#### DIRECTIONS
Rewrite the lines of the records as a numbered list, skipping any blank lines, and leave the pictures out of your answer.

#### LISTING
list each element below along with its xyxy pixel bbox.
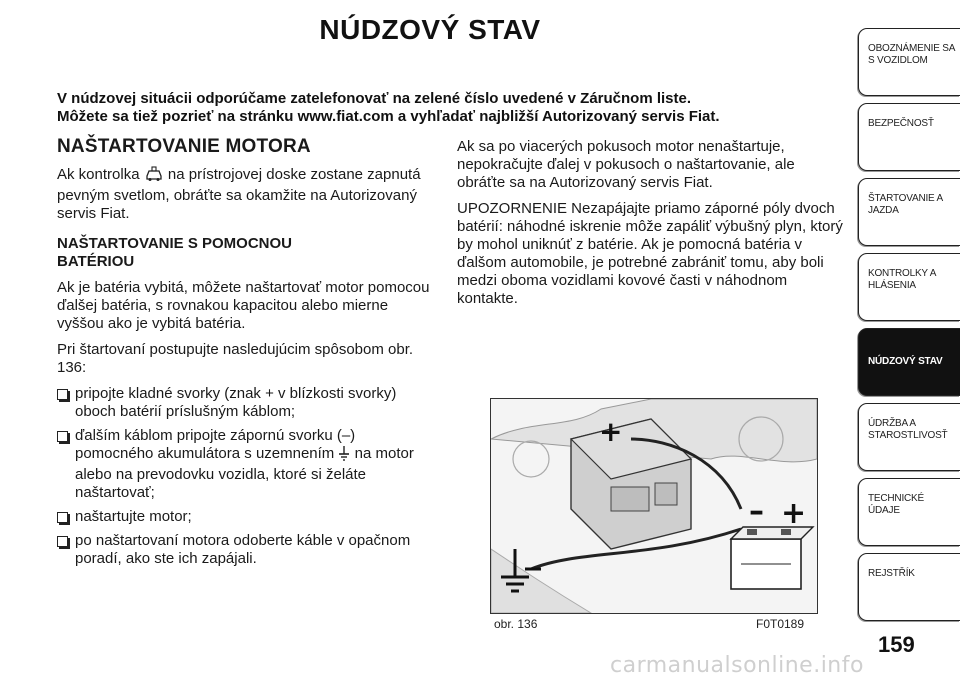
booster-plus-sign: + (781, 496, 807, 531)
jump-start-illustration (490, 398, 818, 614)
ground-symbol-icon (338, 445, 350, 466)
vehicle-battery-plus: + (599, 415, 623, 448)
list-item-text: ďalším káblom pripojte zápornú svorku (–) pomocného akumulátora s uzemnením (75, 427, 356, 462)
subheading-line-1: NAŠTARTOVANIE S POMOCNOU (57, 235, 293, 252)
intro-notice (57, 90, 847, 126)
tab-rejstrik[interactable]: REJSTŘÍK (858, 553, 960, 621)
bullet-square-icon (57, 389, 68, 400)
immobilizer-warning-icon (144, 166, 164, 187)
tab-oboznamenie[interactable]: OBOZNÁMENIE SA S VOZIDLOM (858, 28, 960, 96)
tab-technicke-udaje[interactable]: TECHNICKÉ ÚDAJE (858, 478, 960, 546)
list-item-text: po naštartovaní motora odoberte káble v opačnom poradí, ako ste ich zapájali. (75, 532, 411, 567)
intro-line-2: Môžete sa tiež pozrieť na stránku www.fiat.com a vyhľadať najbližší Autorizovaný servis Fiat. (57, 108, 720, 125)
right-column (457, 138, 847, 316)
subsection-heading (57, 235, 437, 271)
list-item (57, 385, 437, 421)
page-title: NÚDZOVÝ STAV (319, 14, 541, 45)
list-item (57, 532, 437, 568)
retry-paragraph: Ak sa po viacerých pokusoch motor nenaštartuje, nepokračujte ďalej v pokusoch o naštartovanie, ale obráťte sa na Autorizovaný servis Fiat. (457, 138, 795, 191)
warning-light-paragraph (57, 166, 437, 223)
chapter-tabs (858, 28, 960, 628)
booster-battery (731, 527, 813, 589)
left-column (57, 136, 437, 574)
list-item-text: pripojte kladné svorky (znak + v blízkosti svorky) oboch batérií príslušným káblom; (75, 385, 397, 420)
battery-paragraph: Ak je batéria vybitá, môžete naštartovať motor pomocou ďalšej batéria, s rovnakou kapacitou alebo mierne vyššou ako je vybitá batéria. (57, 279, 430, 332)
page-number: 159 (878, 632, 915, 657)
warning-paragraph: UPOZORNENIE Nezapájajte priamo záporné póly dvoch batérií: náhodné iskrenie môže zapáliť výbušný plyn, ktorý by mohol uniknúť z batérie. Ak je pomocná batéria v ďalšom automobile, je potrebné zabrániť tomu, aby boli medzi oboma vozidlami kovové časti v náhodnom kontakte. (457, 200, 843, 307)
list-item-text: naštartujte motor; (75, 508, 192, 525)
paragraph-text-after-icon: na prístrojovej doske zostane zapnutá pevným svetlom, obráťte sa okamžite na Autorizovaný servis Fiat. (57, 166, 421, 222)
list-item-text-continued: na motor alebo na prevodovku vozidla, ktoré si želáte naštartovať; (75, 445, 414, 501)
intro-line-1: V núdzovej situácii odporúčame zatelefonovať na zelené číslo uvedené v Záručnom liste. (57, 90, 692, 107)
figure-caption: obr. 136 (494, 617, 538, 631)
list-item (57, 508, 437, 526)
booster-minus-sign: – (749, 494, 764, 529)
paragraph-text-before-icon: Ak kontrolka (57, 166, 140, 183)
watermark: carmanualsonline.info (610, 653, 864, 678)
figure-code: F0T0189 (756, 617, 805, 631)
list-item (57, 427, 437, 502)
subheading-line-2: BATÉRIOU (57, 253, 135, 270)
procedure-intro: Pri štartovaní postupujte nasledujúcim spôsobom obr. 136: (57, 341, 414, 376)
tab-bezpecnost[interactable]: BEZPEČNOSŤ (858, 103, 960, 171)
tab-udrzba[interactable]: ÚDRŽBA A STAROSTLIVOSŤ (858, 403, 960, 471)
tab-startovanie[interactable]: ŠTARTOVANIE A JAZDA (858, 178, 960, 246)
tab-nudzovy-stav[interactable]: NÚDZOVÝ STAV (858, 328, 960, 396)
tab-kontrolky[interactable]: KONTROLKY A HLÁSENIA (858, 253, 960, 321)
procedure-list (57, 385, 437, 568)
bullet-square-icon (57, 512, 68, 523)
section-heading: NAŠTARTOVANIE MOTORA (57, 136, 311, 157)
bullet-square-icon (57, 536, 68, 547)
bullet-square-icon (57, 431, 68, 442)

#### SOLUTION TO THIS PROBLEM
1. list each element below along with its xyxy pixel bbox.
2. booster-plus-sign: + (781, 496, 807, 531)
3. jump-start-illustration (490, 398, 818, 614)
4. ground-symbol-icon (338, 445, 350, 466)
5. vehicle-battery-plus: + (599, 415, 623, 448)
6. list-item-text: ďalším káblom pripojte zápornú svorku (–) pomocného akumulátora s uzemnením (75, 427, 356, 462)
7. subheading-line-1: NAŠTARTOVANIE S POMOCNOU (57, 235, 293, 252)
8. intro-notice (57, 90, 847, 126)
9. tab-rejstrik[interactable]: REJSTŘÍK (858, 553, 960, 621)
10. bullet-square-icon (57, 389, 68, 400)
11. immobilizer-warning-icon (144, 166, 164, 187)
12. tab-oboznamenie[interactable]: OBOZNÁMENIE SA S VOZIDLOM (858, 28, 960, 96)
13. tab-technicke-udaje[interactable]: TECHNICKÉ ÚDAJE (858, 478, 960, 546)
14. list-item-text: po naštartovaní motora odoberte káble v opačnom poradí, ako ste ich zapájali. (75, 532, 411, 567)
15. intro-line-2: Môžete sa tiež pozrieť na stránku www.fiat.com a vyhľadať najbližší Autorizovaný servis Fiat. (57, 108, 720, 125)
16. right-column (457, 138, 847, 316)
17. subsection-heading (57, 235, 437, 271)
18. list-item (57, 385, 437, 421)
19. page-title: NÚDZOVÝ STAV (319, 14, 541, 45)
20. list-item (57, 532, 437, 568)
21. retry-paragraph: Ak sa po viacerých pokusoch motor nenaštartuje, nepokračujte ďalej v pokusoch o naštartovanie, ale obráťte sa na Autorizovaný servis Fiat. (457, 138, 795, 191)
22. warning-light-paragraph (57, 166, 437, 223)
23. chapter-tabs (858, 28, 960, 628)
24. booster-battery (731, 527, 813, 589)
25. left-column (57, 136, 437, 574)
26. list-item-text: pripojte kladné svorky (znak + v blízkosti svorky) oboch batérií príslušným káblom; (75, 385, 397, 420)
27. battery-paragraph: Ak je batéria vybitá, môžete naštartovať motor pomocou ďalšej batéria, s rovnakou kapacitou alebo mierne vyššou ako je vybitá batéria. (57, 279, 430, 332)
28. page-number: 159 (878, 632, 915, 657)
29. warning-paragraph: UPOZORNENIE Nezapájajte priamo záporné póly dvoch batérií: náhodné iskrenie môže zapáliť výbušný plyn, ktorý by mohol uniknúť z batérie. Ak je pomocná batéria v ďalšom automobile, je potrebné zabrániť tomu, aby boli medzi oboma vozidlami kovové časti v náhodnom kontakte. (457, 200, 843, 307)
30. list-item-text: naštartujte motor; (75, 508, 192, 525)
31. paragraph-text-after-icon: na prístrojovej doske zostane zapnutá pevným svetlom, obráťte sa okamžite na Autorizovaný servis Fiat. (57, 166, 421, 222)
32. list-item-text-continued: na motor alebo na prevodovku vozidla, ktoré si želáte naštartovať; (75, 445, 414, 501)
33. intro-line-1: V núdzovej situácii odporúčame zatelefonovať na zelené číslo uvedené v Záručnom liste. (57, 90, 692, 107)
34. figure-caption: obr. 136 (494, 617, 538, 631)
35. list-item (57, 508, 437, 526)
36. booster-minus-sign: – (749, 494, 764, 529)
37. paragraph-text-before-icon: Ak kontrolka (57, 166, 140, 183)
38. watermark: carmanualsonline.info (610, 653, 864, 678)
39. figure-code: F0T0189 (756, 617, 805, 631)
40. list-item (57, 427, 437, 502)
41. subheading-line-2: BATÉRIOU (57, 253, 135, 270)
42. procedure-intro: Pri štartovaní postupujte nasledujúcim spôsobom obr. 136: (57, 341, 414, 376)
43. tab-bezpecnost[interactable]: BEZPEČNOSŤ (858, 103, 960, 171)
44. tab-udrzba[interactable]: ÚDRŽBA A STAROSTLIVOSŤ (858, 403, 960, 471)
45. tab-startovanie[interactable]: ŠTARTOVANIE A JAZDA (858, 178, 960, 246)
46. tab-nudzovy-stav[interactable]: NÚDZOVÝ STAV (858, 328, 960, 396)
47. tab-kontrolky[interactable]: KONTROLKY A HLÁSENIA (858, 253, 960, 321)
48. procedure-list (57, 385, 437, 568)
49. bullet-square-icon (57, 512, 68, 523)
50. section-heading: NAŠTARTOVANIE MOTORA (57, 136, 311, 157)
51. bullet-square-icon (57, 536, 68, 547)
52. bullet-square-icon (57, 431, 68, 442)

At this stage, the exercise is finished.